- What you are asked to do -
The article below covers cognitive neuroscience at Army and Navy Academy. List every aspect of academic life at the Academy that it says takes into account how boys learn differently.

- Article -

---

Key Takeaways:
- Find out how cognitive neuroscience is informing and having an impact at an all-boys school for grades 7-12.
- Discover how faculty and staff at Army and Navy Academy leverage findings from cognitive neuroscience by creating interactive lessons and rewards systems to motivate learning and personal growth.
- Explore specific classroom strategies and uncover why neuroscience matters for teachers and parents.
Cognitive neuroscience is a rapidly growing field of interest, not only in education, but also for parents. By understanding the complexities of brain development, we can all gain a better understanding to help boys reach their full potential.
Discover how one boarding school for boys is making a significant difference by tailoring an education to help boys learn and thrive based on key neuroscience findings.
How Cognitive Neuroscience Relates to Teenage Boy’s Education
At Army and Navy Academy (aka “ANA”), there is an awareness that cognitive neuroscience can inform and radically transform teenage boys’ education. The Academy is keenly aware of ways boys learn differently, so all aspects of academic life take this into account: academics, athletics, co-curriculars, and residential life.
The science reveals the need to account for an adolescent brain that has a still-developing prefrontal cortex. This part of the brain is responsible for executive functions which impacts decision-making, goal-setting, and other functions.
The increased neuroplasticity makes boys both more adaptable and vulnerable to stress and their environment. Additionally, heightened reward sensitivity provides insights into how classroom methods can be adapted to motivate learning and positive behaviors.
Educators at Army and Navy Academy leverage findings from cognitive neuroscience by creating interactive lessons and rewards systems to motivate learning. By keeping the classroom low stress but challenging, teachers are trained using strategies developed by the Gurian Institute to stimulate collaborative problem-solving and discussion. This fosters critical thinking, self-regulation and decision-making skills.

---

- Supplied entries -
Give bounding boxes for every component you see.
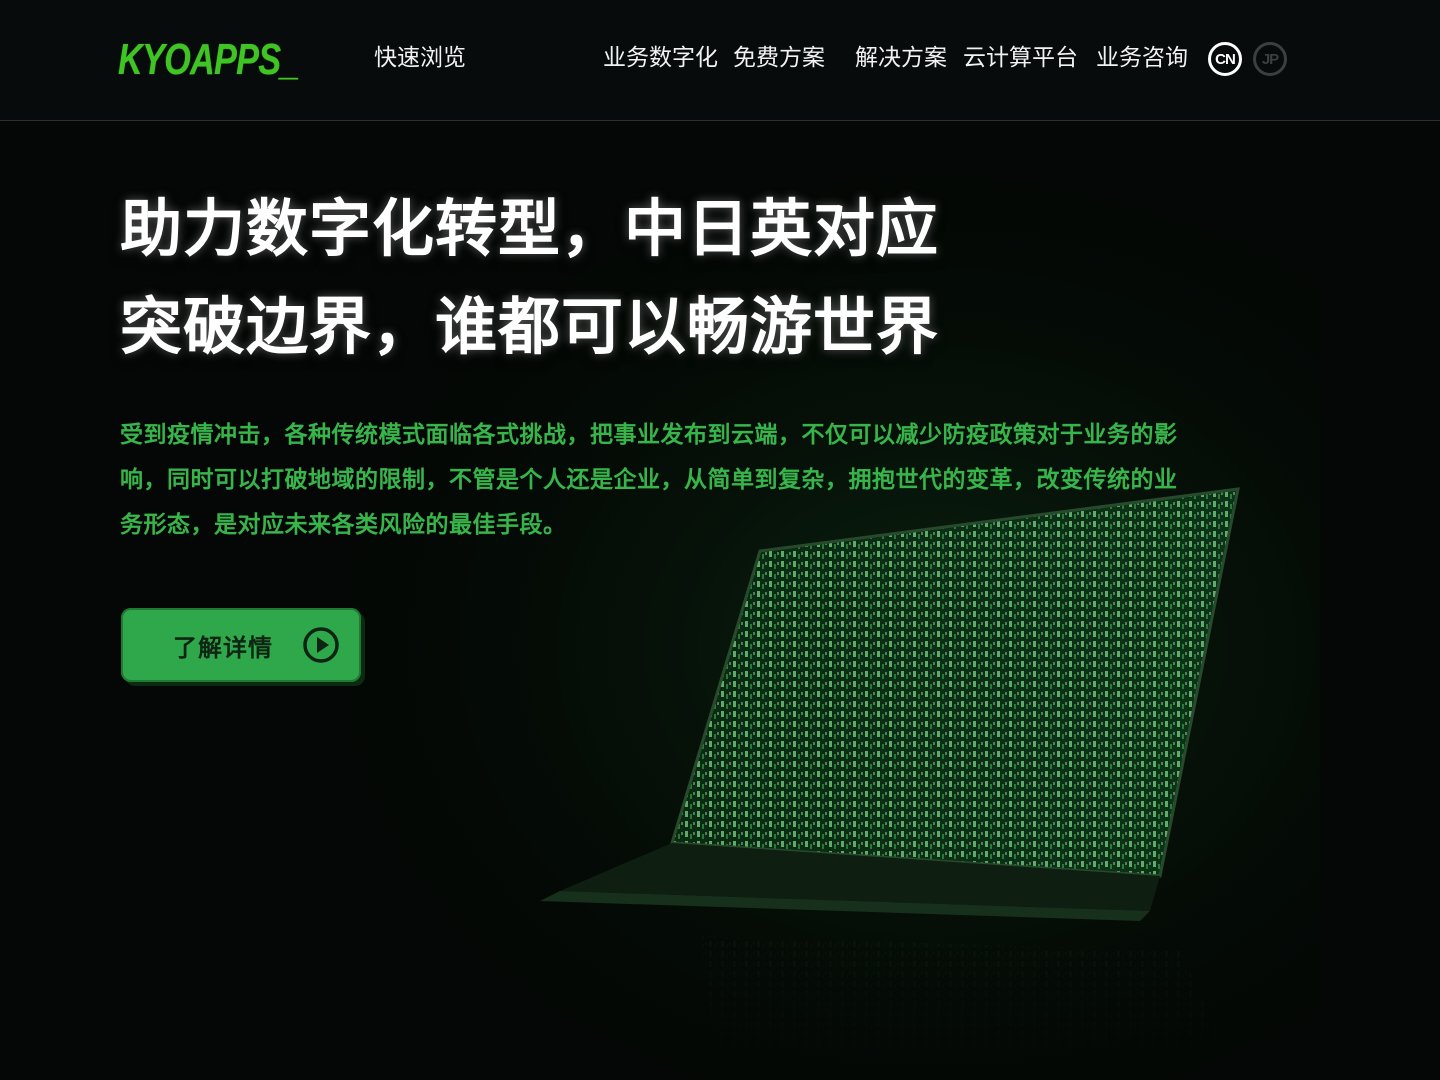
page: KYOAPPS_ 快速浏览 业务数字化 免费方案 解决方案 云计算平台 业务咨询… — [0, 0, 1440, 1080]
nav-item-business-digitization[interactable]: 业务数字化 — [603, 40, 718, 76]
nav-item-business-consulting[interactable]: 业务咨询 — [1096, 40, 1188, 76]
play-circle-icon — [303, 627, 339, 663]
language-jp-button[interactable]: JP — [1253, 42, 1287, 76]
learn-more-label: 了解详情 — [173, 633, 273, 662]
hero-headline-line-1: 助力数字化转型，中日英对应 — [120, 192, 940, 265]
nav-item-cloud-platform[interactable]: 云计算平台 — [963, 40, 1078, 76]
hero-description: 受到疫情冲击，各种传统模式面临各式挑战，把事业发布到云端，不仅可以减少防疫政策对… — [120, 422, 1178, 538]
nav-item-solutions[interactable]: 解决方案 — [855, 40, 947, 76]
language-cn-button[interactable]: CN — [1208, 42, 1242, 76]
hero-headline-line-2: 突破边界，谁都可以畅游世界 — [120, 290, 940, 363]
site-header: KYOAPPS_ 快速浏览 业务数字化 免费方案 解决方案 云计算平台 业务咨询… — [0, 0, 1440, 121]
nav-item-free-plan[interactable]: 免费方案 — [733, 40, 825, 76]
hero-headline: 助力数字化转型，中日英对应 突破边界，谁都可以畅游世界 — [120, 180, 1120, 376]
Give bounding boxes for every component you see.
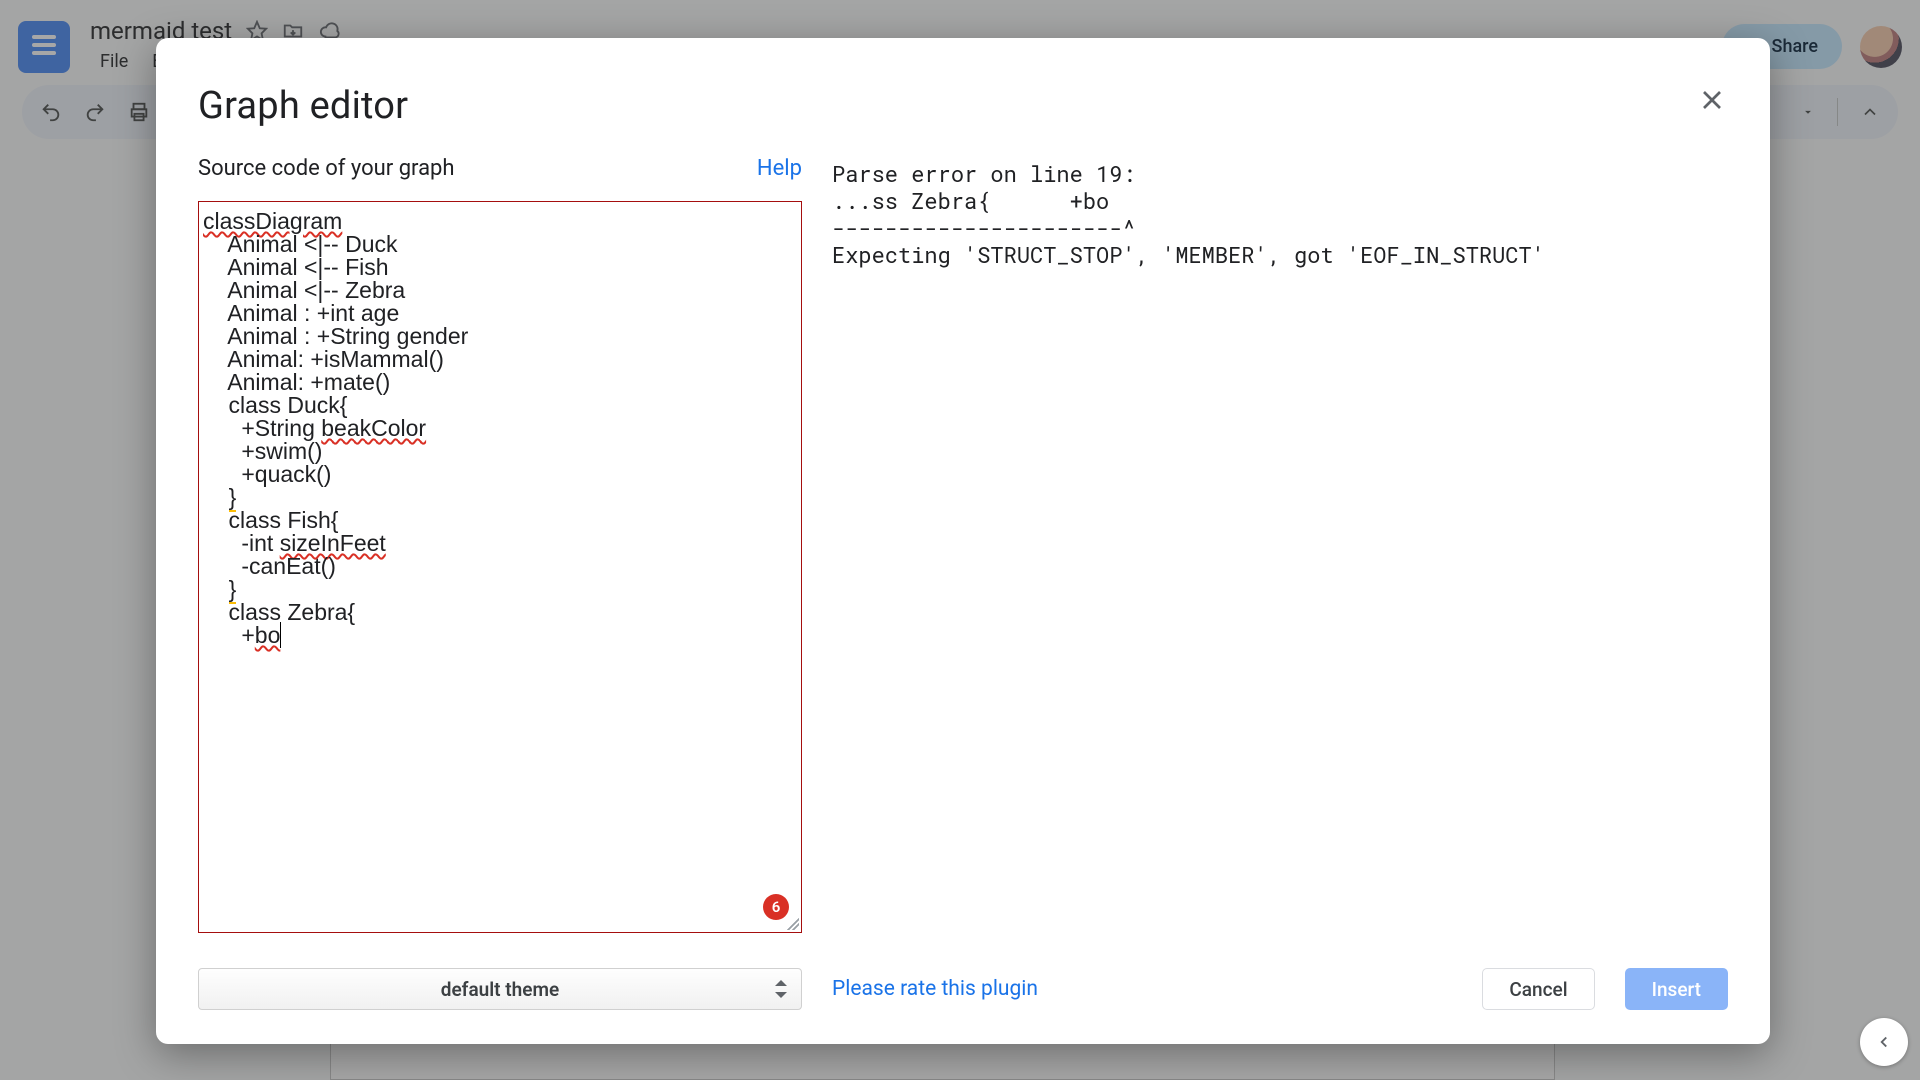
- parse-error-output: Parse error on line 19: ...ss Zebra{ +bo…: [832, 156, 1728, 268]
- side-panel-toggle[interactable]: [1860, 1018, 1908, 1066]
- theme-select[interactable]: default theme: [198, 968, 802, 1010]
- help-link[interactable]: Help: [757, 156, 802, 181]
- graph-editor-dialog: Graph editor Source code of your graph H…: [156, 38, 1770, 1044]
- error-count-badge[interactable]: 6: [763, 894, 789, 920]
- rate-plugin-link[interactable]: Please rate this plugin: [832, 977, 1038, 1001]
- source-code-textarea[interactable]: classDiagram Animal <|-- Duck Animal <|-…: [198, 201, 802, 933]
- cancel-button[interactable]: Cancel: [1482, 968, 1594, 1010]
- resize-handle-icon[interactable]: [787, 918, 799, 930]
- theme-select-value: default theme: [441, 978, 559, 1001]
- close-icon[interactable]: [1696, 84, 1728, 116]
- source-code-label: Source code of your graph: [198, 156, 455, 181]
- insert-button[interactable]: Insert: [1625, 968, 1728, 1010]
- stepper-icon: [775, 980, 787, 998]
- dialog-title: Graph editor: [198, 84, 408, 128]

---

- Output of the exercise -
- Academics
- Athletics
- Co-curriculars
- Residential life